▶ Work required
Every entry below should be transcribed exactly; pictures stay out of the copy.

▶ Record excerpts
## start

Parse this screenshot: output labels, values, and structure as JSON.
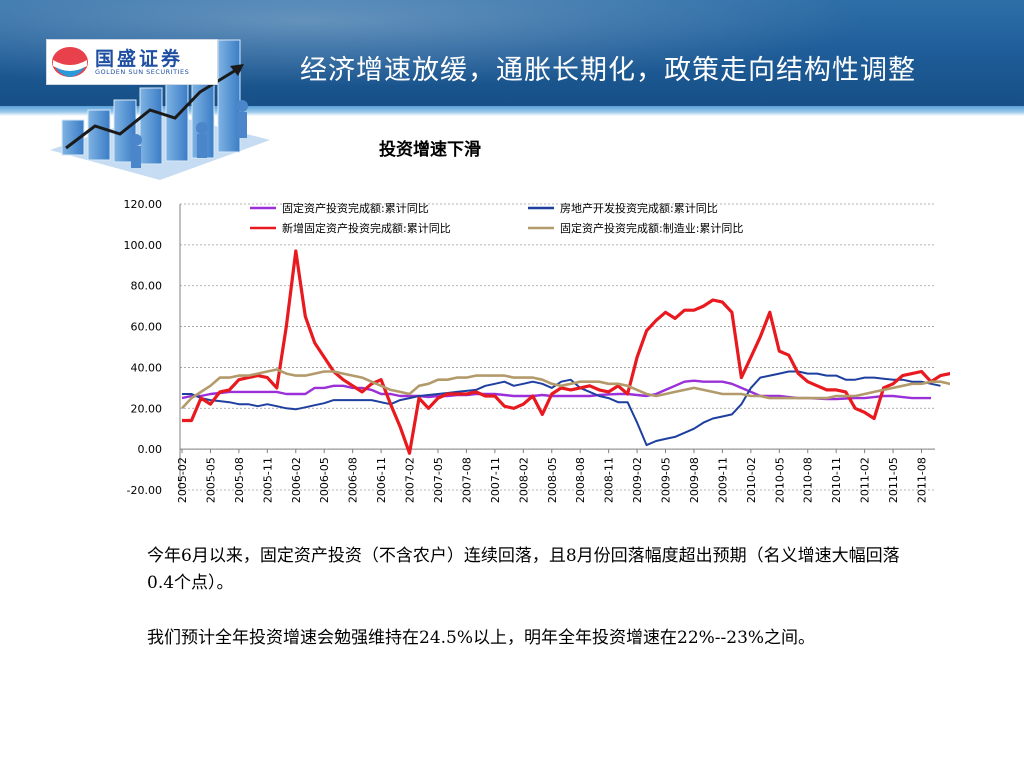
{
  "header": {
    "title": "经济增速放缓，通胀长期化，政策走向结构性调整",
    "logo_cn": "国盛证券",
    "logo_en": "GOLDEN SUN SECURITIES"
  },
  "chart_title": "投资增速下滑",
  "paragraphs": [
    "今年6月以来，固定资产投资（不含农户）连续回落，且8月份回落幅度超出预期（名义增速大幅回落0.4个点）。",
    "我们预计全年投资增速会勉强维持在24.5%以上，明年全年投资增速在22%--23%之间。"
  ],
  "chart_data": {
    "type": "line",
    "title": "投资增速下滑",
    "ylim": [
      -20,
      120
    ],
    "yticks": [
      -20,
      0,
      20,
      40,
      60,
      80,
      100,
      120
    ],
    "ytick_labels": [
      "-20.00",
      "0.00",
      "20.00",
      "40.00",
      "60.00",
      "80.00",
      "100.00",
      "120.00"
    ],
    "x_start": "2005-02",
    "x_tick_labels": [
      "2005-02",
      "2005-05",
      "2005-08",
      "2005-11",
      "2006-02",
      "2006-05",
      "2006-08",
      "2006-11",
      "2007-02",
      "2007-05",
      "2007-08",
      "2007-11",
      "2008-02",
      "2008-05",
      "2008-08",
      "2008-11",
      "2009-02",
      "2009-05",
      "2009-08",
      "2009-11",
      "2010-02",
      "2010-05",
      "2010-08",
      "2010-11",
      "2011-02",
      "2011-05",
      "2011-08"
    ],
    "legend_position": "top",
    "series": [
      {
        "name": "固定资产投资完成额:累计同比",
        "color": "#9b30d9",
        "values": [
          25,
          26,
          26,
          27,
          27.5,
          28,
          28,
          28,
          28,
          28,
          28,
          27,
          27,
          27,
          30,
          30,
          31,
          31,
          30,
          30,
          29,
          27,
          27,
          26,
          26,
          26,
          25.5,
          26,
          26,
          26.5,
          26.5,
          27,
          27,
          27,
          26.5,
          26,
          26,
          26,
          26.5,
          26,
          26,
          26,
          26,
          26,
          26.5,
          26.8,
          27,
          27,
          26.5,
          26,
          27,
          29,
          31,
          33,
          33.5,
          33,
          33,
          33,
          32,
          30,
          28,
          26,
          26,
          26,
          25.5,
          25,
          25,
          24.8,
          24.5,
          24.5,
          24.8,
          25,
          25,
          25.5,
          26,
          26,
          25.5,
          25,
          25,
          25
        ]
      },
      {
        "name": "房地产开发投资完成额:累计同比",
        "color": "#1f3fa0",
        "values": [
          27,
          27,
          25,
          24,
          23.5,
          23,
          22,
          22,
          21,
          22,
          21,
          20,
          19.5,
          20.5,
          21.5,
          22.5,
          24,
          24,
          24,
          24,
          24,
          23,
          22,
          24,
          25,
          26,
          26.5,
          27,
          27.5,
          28,
          28.5,
          29,
          31,
          32,
          33,
          31,
          32,
          33,
          32,
          30,
          33,
          34,
          30,
          28,
          26,
          25,
          23,
          23,
          13,
          2,
          4,
          5,
          6,
          8,
          10,
          13,
          15,
          16,
          17,
          22,
          30,
          35,
          36,
          37,
          38,
          38,
          37,
          37,
          36,
          36,
          34,
          34,
          35,
          35,
          34.5,
          34,
          34,
          33,
          33,
          32,
          31
        ]
      },
      {
        "name": "新增固定资产投资完成额:累计同比",
        "color": "#e8191f",
        "values": [
          14,
          14,
          25,
          22,
          28,
          29,
          34,
          35,
          36,
          35,
          30,
          60,
          97,
          65,
          52,
          45,
          38,
          34,
          31,
          28,
          32,
          34,
          22,
          11,
          -2,
          25,
          20,
          25,
          27,
          27,
          27,
          28,
          26,
          26,
          21,
          20,
          22,
          26,
          17,
          27,
          30,
          29,
          30,
          31,
          29,
          28,
          31,
          27,
          45,
          58,
          63,
          67,
          64,
          68,
          68,
          70,
          73,
          72,
          67,
          35,
          45,
          55,
          67,
          48,
          46,
          37,
          33,
          31,
          29,
          29,
          28,
          20,
          18,
          15,
          30,
          32,
          36,
          37,
          38,
          33,
          36,
          37,
          37
        ]
      },
      {
        "name": "固定资产投资完成额:制造业:累计同比",
        "color": "#b39a6b",
        "values": [
          20,
          25,
          28,
          31,
          35,
          35,
          36,
          36,
          37,
          38,
          39,
          37,
          36,
          36,
          37,
          38,
          38,
          37,
          36,
          35,
          33,
          31,
          29,
          28,
          27,
          31,
          32,
          34,
          34,
          35,
          35,
          36,
          36,
          36,
          36,
          35,
          35,
          35,
          34,
          32,
          31,
          32,
          33,
          33,
          33,
          32,
          32,
          31,
          29,
          27,
          26,
          27,
          28,
          29,
          30,
          29,
          28,
          27,
          27,
          27,
          26,
          26,
          25,
          25,
          25,
          25,
          25,
          25,
          25,
          26,
          26,
          26,
          27,
          28,
          29,
          30,
          31,
          32,
          32,
          33,
          33,
          32,
          31
        ]
      }
    ]
  }
}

## end

▶ Response below
Parse this screenshot: output labels, values, and structure as JSON.
{
  "header": {
    "title": "经济增速放缓，通胀长期化，政策走向结构性调整",
    "logo_cn": "国盛证券",
    "logo_en": "GOLDEN SUN SECURITIES"
  },
  "chart_title": "投资增速下滑",
  "paragraphs": [
    "今年6月以来，固定资产投资（不含农户）连续回落，且8月份回落幅度超出预期（名义增速大幅回落0.4个点）。",
    "我们预计全年投资增速会勉强维持在24.5%以上，明年全年投资增速在22%--23%之间。"
  ],
  "chart_data": {
    "type": "line",
    "title": "投资增速下滑",
    "ylim": [
      -20,
      120
    ],
    "yticks": [
      -20,
      0,
      20,
      40,
      60,
      80,
      100,
      120
    ],
    "ytick_labels": [
      "-20.00",
      "0.00",
      "20.00",
      "40.00",
      "60.00",
      "80.00",
      "100.00",
      "120.00"
    ],
    "x_start": "2005-02",
    "x_tick_labels": [
      "2005-02",
      "2005-05",
      "2005-08",
      "2005-11",
      "2006-02",
      "2006-05",
      "2006-08",
      "2006-11",
      "2007-02",
      "2007-05",
      "2007-08",
      "2007-11",
      "2008-02",
      "2008-05",
      "2008-08",
      "2008-11",
      "2009-02",
      "2009-05",
      "2009-08",
      "2009-11",
      "2010-02",
      "2010-05",
      "2010-08",
      "2010-11",
      "2011-02",
      "2011-05",
      "2011-08"
    ],
    "legend_position": "top",
    "series": [
      {
        "name": "固定资产投资完成额:累计同比",
        "color": "#9b30d9",
        "values": [
          25,
          26,
          26,
          27,
          27.5,
          28,
          28,
          28,
          28,
          28,
          28,
          27,
          27,
          27,
          30,
          30,
          31,
          31,
          30,
          30,
          29,
          27,
          27,
          26,
          26,
          26,
          25.5,
          26,
          26,
          26.5,
          26.5,
          27,
          27,
          27,
          26.5,
          26,
          26,
          26,
          26.5,
          26,
          26,
          26,
          26,
          26,
          26.5,
          26.8,
          27,
          27,
          26.5,
          26,
          27,
          29,
          31,
          33,
          33.5,
          33,
          33,
          33,
          32,
          30,
          28,
          26,
          26,
          26,
          25.5,
          25,
          25,
          24.8,
          24.5,
          24.5,
          24.8,
          25,
          25,
          25.5,
          26,
          26,
          25.5,
          25,
          25,
          25
        ]
      },
      {
        "name": "房地产开发投资完成额:累计同比",
        "color": "#1f3fa0",
        "values": [
          27,
          27,
          25,
          24,
          23.5,
          23,
          22,
          22,
          21,
          22,
          21,
          20,
          19.5,
          20.5,
          21.5,
          22.5,
          24,
          24,
          24,
          24,
          24,
          23,
          22,
          24,
          25,
          26,
          26.5,
          27,
          27.5,
          28,
          28.5,
          29,
          31,
          32,
          33,
          31,
          32,
          33,
          32,
          30,
          33,
          34,
          30,
          28,
          26,
          25,
          23,
          23,
          13,
          2,
          4,
          5,
          6,
          8,
          10,
          13,
          15,
          16,
          17,
          22,
          30,
          35,
          36,
          37,
          38,
          38,
          37,
          37,
          36,
          36,
          34,
          34,
          35,
          35,
          34.5,
          34,
          34,
          33,
          33,
          32,
          31
        ]
      },
      {
        "name": "新增固定资产投资完成额:累计同比",
        "color": "#e8191f",
        "values": [
          14,
          14,
          25,
          22,
          28,
          29,
          34,
          35,
          36,
          35,
          30,
          60,
          97,
          65,
          52,
          45,
          38,
          34,
          31,
          28,
          32,
          34,
          22,
          11,
          -2,
          25,
          20,
          25,
          27,
          27,
          27,
          28,
          26,
          26,
          21,
          20,
          22,
          26,
          17,
          27,
          30,
          29,
          30,
          31,
          29,
          28,
          31,
          27,
          45,
          58,
          63,
          67,
          64,
          68,
          68,
          70,
          73,
          72,
          67,
          35,
          45,
          55,
          67,
          48,
          46,
          37,
          33,
          31,
          29,
          29,
          28,
          20,
          18,
          15,
          30,
          32,
          36,
          37,
          38,
          33,
          36,
          37,
          37
        ]
      },
      {
        "name": "固定资产投资完成额:制造业:累计同比",
        "color": "#b39a6b",
        "values": [
          20,
          25,
          28,
          31,
          35,
          35,
          36,
          36,
          37,
          38,
          39,
          37,
          36,
          36,
          37,
          38,
          38,
          37,
          36,
          35,
          33,
          31,
          29,
          28,
          27,
          31,
          32,
          34,
          34,
          35,
          35,
          36,
          36,
          36,
          36,
          35,
          35,
          35,
          34,
          32,
          31,
          32,
          33,
          33,
          33,
          32,
          32,
          31,
          29,
          27,
          26,
          27,
          28,
          29,
          30,
          29,
          28,
          27,
          27,
          27,
          26,
          26,
          25,
          25,
          25,
          25,
          25,
          25,
          25,
          26,
          26,
          26,
          27,
          28,
          29,
          30,
          31,
          32,
          32,
          33,
          33,
          32,
          31
        ]
      }
    ]
  }
}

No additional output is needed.